Records that describe figures:
= = = =

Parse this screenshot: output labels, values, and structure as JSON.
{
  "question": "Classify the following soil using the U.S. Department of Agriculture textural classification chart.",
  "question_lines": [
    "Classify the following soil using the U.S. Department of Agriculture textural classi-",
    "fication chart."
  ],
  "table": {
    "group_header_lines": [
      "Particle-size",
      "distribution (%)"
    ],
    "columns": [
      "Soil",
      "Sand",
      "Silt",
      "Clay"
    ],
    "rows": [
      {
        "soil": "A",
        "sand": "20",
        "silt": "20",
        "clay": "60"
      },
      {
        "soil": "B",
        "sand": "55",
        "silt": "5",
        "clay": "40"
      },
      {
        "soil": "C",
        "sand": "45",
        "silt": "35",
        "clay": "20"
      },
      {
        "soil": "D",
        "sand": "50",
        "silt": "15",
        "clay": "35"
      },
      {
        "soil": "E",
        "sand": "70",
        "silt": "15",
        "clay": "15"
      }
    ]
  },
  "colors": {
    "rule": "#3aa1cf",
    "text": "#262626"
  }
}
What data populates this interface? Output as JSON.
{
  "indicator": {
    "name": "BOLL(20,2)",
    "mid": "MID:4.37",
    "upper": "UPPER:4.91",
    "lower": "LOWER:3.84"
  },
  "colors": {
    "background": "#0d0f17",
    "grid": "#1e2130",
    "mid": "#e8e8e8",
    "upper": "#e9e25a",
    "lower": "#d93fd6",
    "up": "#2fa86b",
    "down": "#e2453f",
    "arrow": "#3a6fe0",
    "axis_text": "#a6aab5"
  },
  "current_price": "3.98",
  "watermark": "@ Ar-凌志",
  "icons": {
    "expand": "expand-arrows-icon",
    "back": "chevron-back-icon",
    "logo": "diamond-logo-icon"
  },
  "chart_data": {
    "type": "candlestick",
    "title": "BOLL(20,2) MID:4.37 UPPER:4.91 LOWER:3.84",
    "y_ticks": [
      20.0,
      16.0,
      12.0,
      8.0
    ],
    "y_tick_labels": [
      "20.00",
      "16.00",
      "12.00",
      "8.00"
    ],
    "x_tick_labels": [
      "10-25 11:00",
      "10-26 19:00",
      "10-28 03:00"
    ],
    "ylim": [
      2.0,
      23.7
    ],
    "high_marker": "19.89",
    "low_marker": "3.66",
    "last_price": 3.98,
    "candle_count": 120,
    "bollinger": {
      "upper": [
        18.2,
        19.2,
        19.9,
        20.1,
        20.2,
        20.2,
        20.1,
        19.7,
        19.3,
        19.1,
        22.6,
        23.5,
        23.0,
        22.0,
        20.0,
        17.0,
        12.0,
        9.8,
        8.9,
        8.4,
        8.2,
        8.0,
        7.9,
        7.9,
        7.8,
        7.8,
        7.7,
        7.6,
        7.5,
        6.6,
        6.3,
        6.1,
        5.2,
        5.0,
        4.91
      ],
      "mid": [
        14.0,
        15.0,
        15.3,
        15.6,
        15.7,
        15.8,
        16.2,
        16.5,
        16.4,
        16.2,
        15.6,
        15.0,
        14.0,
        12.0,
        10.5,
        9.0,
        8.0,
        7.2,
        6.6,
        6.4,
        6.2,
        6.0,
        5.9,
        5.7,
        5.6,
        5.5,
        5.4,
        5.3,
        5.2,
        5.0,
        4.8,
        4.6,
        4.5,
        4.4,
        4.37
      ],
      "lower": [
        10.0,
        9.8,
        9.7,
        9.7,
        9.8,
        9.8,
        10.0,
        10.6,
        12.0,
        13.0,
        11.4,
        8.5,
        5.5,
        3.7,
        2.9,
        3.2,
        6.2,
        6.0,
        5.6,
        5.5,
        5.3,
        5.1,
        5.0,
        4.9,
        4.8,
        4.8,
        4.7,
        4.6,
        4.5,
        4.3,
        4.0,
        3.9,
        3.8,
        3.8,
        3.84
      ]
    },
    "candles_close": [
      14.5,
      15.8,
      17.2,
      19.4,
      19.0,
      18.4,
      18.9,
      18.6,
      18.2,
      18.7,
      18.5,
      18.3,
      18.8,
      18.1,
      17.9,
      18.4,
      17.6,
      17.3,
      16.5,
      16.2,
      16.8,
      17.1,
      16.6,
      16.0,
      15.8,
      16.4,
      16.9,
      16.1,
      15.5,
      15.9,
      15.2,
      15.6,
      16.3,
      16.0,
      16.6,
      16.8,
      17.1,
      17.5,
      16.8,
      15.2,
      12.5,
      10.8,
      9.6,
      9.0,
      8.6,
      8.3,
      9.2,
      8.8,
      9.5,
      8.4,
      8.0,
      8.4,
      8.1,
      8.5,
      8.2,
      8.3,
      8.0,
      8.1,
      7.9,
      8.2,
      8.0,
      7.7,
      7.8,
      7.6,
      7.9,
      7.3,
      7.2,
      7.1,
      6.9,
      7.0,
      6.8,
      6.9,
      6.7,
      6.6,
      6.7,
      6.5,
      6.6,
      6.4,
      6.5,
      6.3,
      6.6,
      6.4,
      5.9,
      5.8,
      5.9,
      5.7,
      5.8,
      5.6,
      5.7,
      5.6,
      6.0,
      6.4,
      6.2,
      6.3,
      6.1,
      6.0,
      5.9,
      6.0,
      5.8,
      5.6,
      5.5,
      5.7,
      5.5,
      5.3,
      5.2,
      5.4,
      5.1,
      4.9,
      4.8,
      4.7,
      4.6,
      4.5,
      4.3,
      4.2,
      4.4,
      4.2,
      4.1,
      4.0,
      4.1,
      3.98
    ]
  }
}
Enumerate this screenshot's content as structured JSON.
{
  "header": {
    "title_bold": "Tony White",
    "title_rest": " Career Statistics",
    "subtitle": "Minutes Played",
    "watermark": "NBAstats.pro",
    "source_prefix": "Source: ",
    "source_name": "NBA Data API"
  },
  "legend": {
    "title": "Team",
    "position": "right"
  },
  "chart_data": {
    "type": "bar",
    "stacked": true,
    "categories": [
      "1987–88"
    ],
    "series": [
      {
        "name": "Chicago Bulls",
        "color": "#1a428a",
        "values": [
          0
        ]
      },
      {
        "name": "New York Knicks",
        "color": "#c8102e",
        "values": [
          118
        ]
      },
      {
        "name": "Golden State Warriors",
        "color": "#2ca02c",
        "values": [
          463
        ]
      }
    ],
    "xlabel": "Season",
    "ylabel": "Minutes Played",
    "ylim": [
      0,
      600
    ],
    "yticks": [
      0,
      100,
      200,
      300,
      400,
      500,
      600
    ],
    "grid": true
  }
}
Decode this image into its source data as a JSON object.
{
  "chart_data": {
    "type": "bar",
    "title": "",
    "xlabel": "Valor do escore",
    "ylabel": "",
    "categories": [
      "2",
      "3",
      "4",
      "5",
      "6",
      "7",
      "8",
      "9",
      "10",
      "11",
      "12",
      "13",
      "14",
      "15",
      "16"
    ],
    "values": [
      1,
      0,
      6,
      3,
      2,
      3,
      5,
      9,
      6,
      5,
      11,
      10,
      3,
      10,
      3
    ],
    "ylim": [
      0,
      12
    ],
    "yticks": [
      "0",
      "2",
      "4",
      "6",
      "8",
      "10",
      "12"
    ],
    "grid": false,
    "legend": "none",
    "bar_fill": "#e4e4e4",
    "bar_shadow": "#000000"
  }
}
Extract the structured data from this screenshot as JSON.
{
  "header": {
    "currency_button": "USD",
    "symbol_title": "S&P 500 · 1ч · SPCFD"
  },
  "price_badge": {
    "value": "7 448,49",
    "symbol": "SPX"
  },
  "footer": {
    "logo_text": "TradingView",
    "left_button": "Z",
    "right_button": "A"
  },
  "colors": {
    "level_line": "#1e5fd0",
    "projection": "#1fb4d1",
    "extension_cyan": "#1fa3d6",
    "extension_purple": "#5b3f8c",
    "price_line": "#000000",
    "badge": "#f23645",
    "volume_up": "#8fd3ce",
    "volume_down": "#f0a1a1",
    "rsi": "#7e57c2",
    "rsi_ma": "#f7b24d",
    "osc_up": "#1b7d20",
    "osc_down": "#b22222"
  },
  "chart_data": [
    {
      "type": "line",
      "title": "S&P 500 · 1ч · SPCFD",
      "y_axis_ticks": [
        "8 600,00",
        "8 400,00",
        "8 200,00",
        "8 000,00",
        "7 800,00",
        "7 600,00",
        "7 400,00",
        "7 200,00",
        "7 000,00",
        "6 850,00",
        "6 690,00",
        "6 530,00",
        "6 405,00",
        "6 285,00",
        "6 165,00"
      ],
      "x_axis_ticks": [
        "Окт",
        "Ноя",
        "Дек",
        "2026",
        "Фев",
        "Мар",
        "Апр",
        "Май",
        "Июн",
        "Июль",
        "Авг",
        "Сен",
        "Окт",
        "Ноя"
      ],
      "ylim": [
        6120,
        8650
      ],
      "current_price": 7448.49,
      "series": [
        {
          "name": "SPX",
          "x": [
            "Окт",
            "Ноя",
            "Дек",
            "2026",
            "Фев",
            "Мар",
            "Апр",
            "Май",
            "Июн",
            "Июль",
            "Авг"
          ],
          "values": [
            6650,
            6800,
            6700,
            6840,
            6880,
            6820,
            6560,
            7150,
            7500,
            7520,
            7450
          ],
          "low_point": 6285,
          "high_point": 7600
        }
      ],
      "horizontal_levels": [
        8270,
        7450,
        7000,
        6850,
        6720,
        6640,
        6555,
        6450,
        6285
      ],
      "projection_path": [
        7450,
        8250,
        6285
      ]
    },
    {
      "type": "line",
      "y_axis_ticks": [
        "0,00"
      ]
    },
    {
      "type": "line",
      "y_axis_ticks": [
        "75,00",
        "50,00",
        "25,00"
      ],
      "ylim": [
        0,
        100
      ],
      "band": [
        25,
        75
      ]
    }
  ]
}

= = = =

WORK REQUIRED: Of the lines in the records, determine how many contain the word "textural", and report that number alone.

CORRECT RESPONSE: 2